_Data rows_
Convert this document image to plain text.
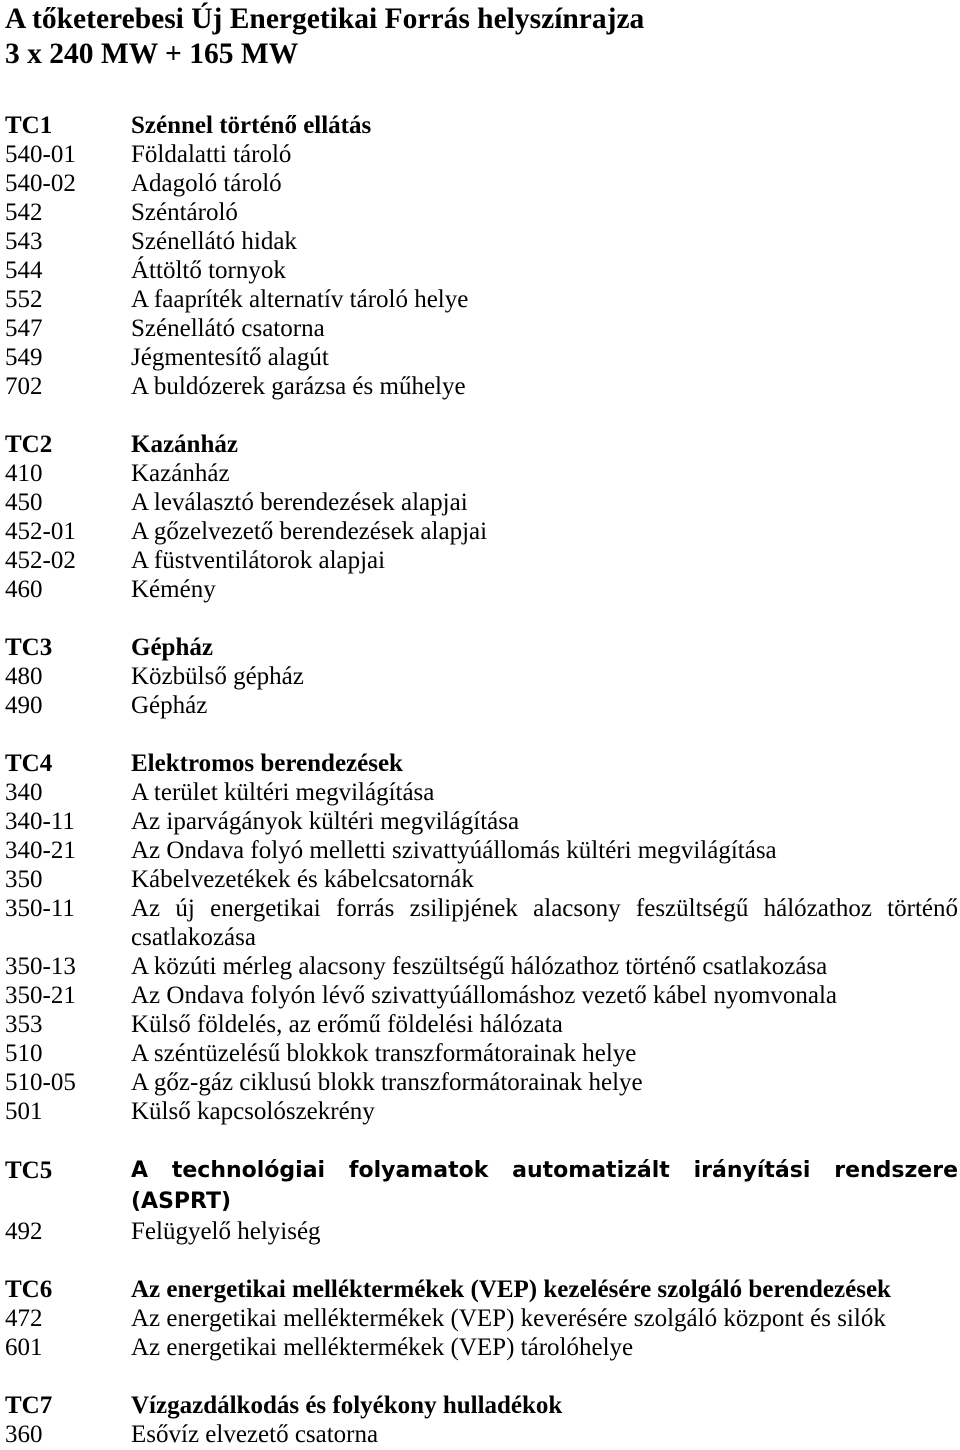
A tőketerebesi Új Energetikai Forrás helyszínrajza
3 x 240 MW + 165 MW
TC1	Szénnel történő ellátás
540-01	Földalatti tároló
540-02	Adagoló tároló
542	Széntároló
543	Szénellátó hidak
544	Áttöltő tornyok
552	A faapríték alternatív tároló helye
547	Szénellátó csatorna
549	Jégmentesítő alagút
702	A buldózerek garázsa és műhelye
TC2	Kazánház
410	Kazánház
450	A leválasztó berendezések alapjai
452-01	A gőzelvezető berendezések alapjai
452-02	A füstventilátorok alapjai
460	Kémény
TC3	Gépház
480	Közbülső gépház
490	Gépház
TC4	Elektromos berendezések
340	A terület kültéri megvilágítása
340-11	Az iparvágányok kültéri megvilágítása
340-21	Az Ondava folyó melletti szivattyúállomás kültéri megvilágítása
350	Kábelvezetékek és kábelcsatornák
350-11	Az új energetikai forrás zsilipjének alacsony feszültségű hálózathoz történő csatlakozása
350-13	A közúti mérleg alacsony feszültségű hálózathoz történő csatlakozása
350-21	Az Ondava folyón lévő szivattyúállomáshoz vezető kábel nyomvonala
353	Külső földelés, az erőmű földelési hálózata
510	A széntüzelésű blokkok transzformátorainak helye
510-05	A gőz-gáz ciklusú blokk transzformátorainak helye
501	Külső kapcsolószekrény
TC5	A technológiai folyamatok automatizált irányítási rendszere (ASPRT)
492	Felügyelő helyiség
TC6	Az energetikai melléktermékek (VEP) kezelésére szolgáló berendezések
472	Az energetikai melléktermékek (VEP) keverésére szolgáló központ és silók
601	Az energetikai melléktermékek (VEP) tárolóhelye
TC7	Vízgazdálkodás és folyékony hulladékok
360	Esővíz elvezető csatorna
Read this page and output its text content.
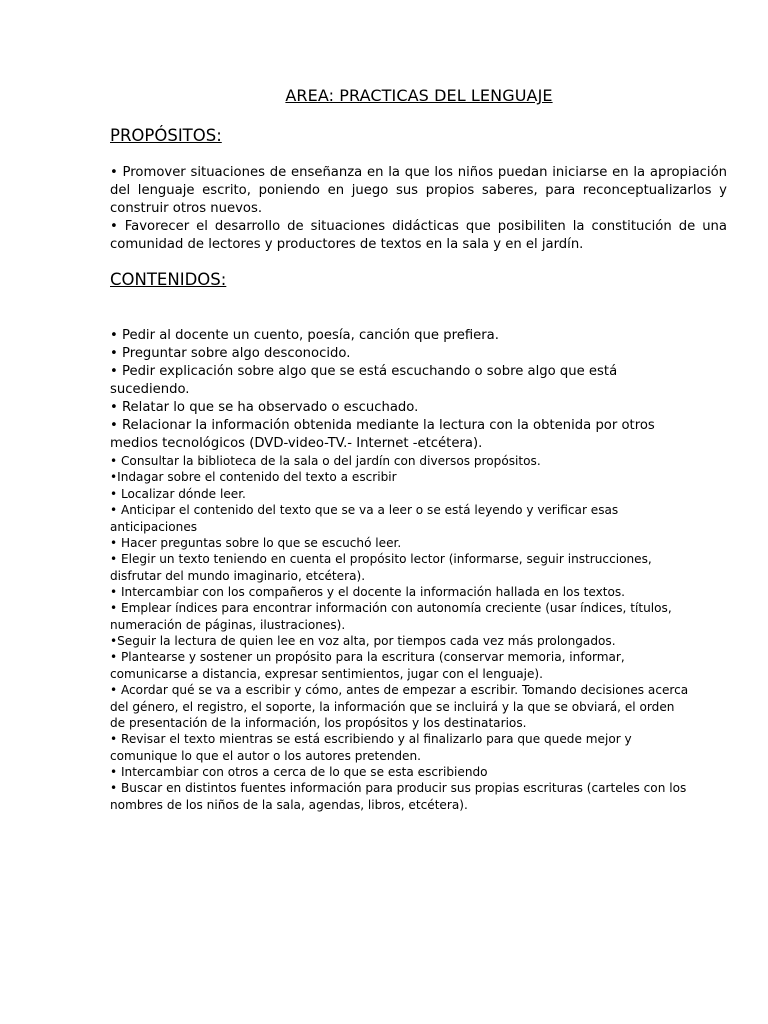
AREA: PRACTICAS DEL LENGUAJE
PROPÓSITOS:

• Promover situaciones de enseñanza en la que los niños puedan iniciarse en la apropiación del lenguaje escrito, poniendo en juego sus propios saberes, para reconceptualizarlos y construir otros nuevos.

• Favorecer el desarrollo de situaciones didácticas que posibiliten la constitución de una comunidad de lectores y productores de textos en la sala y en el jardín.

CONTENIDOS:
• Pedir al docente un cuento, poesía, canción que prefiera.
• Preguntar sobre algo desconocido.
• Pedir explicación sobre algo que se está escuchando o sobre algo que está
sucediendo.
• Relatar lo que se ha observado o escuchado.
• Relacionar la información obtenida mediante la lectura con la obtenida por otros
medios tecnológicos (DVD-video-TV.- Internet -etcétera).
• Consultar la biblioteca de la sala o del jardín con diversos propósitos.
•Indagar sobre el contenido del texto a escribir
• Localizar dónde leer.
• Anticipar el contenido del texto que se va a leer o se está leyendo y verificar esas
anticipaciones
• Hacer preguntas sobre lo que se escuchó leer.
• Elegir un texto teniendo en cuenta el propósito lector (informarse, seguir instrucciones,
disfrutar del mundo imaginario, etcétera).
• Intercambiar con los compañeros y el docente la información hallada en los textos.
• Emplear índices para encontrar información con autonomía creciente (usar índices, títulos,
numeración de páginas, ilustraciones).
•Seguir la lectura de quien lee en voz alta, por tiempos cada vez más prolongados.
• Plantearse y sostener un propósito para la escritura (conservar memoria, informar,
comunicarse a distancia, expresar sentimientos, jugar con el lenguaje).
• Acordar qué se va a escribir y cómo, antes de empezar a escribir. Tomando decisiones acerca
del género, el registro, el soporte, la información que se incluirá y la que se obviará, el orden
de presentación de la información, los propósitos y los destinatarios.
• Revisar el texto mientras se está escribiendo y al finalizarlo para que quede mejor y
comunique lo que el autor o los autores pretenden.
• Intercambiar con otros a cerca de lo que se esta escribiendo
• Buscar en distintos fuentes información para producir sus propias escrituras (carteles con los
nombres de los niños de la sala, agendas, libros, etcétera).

_Task details_
Check each line of these records for the string "información" and state only how many lines have it.

_Full response_
6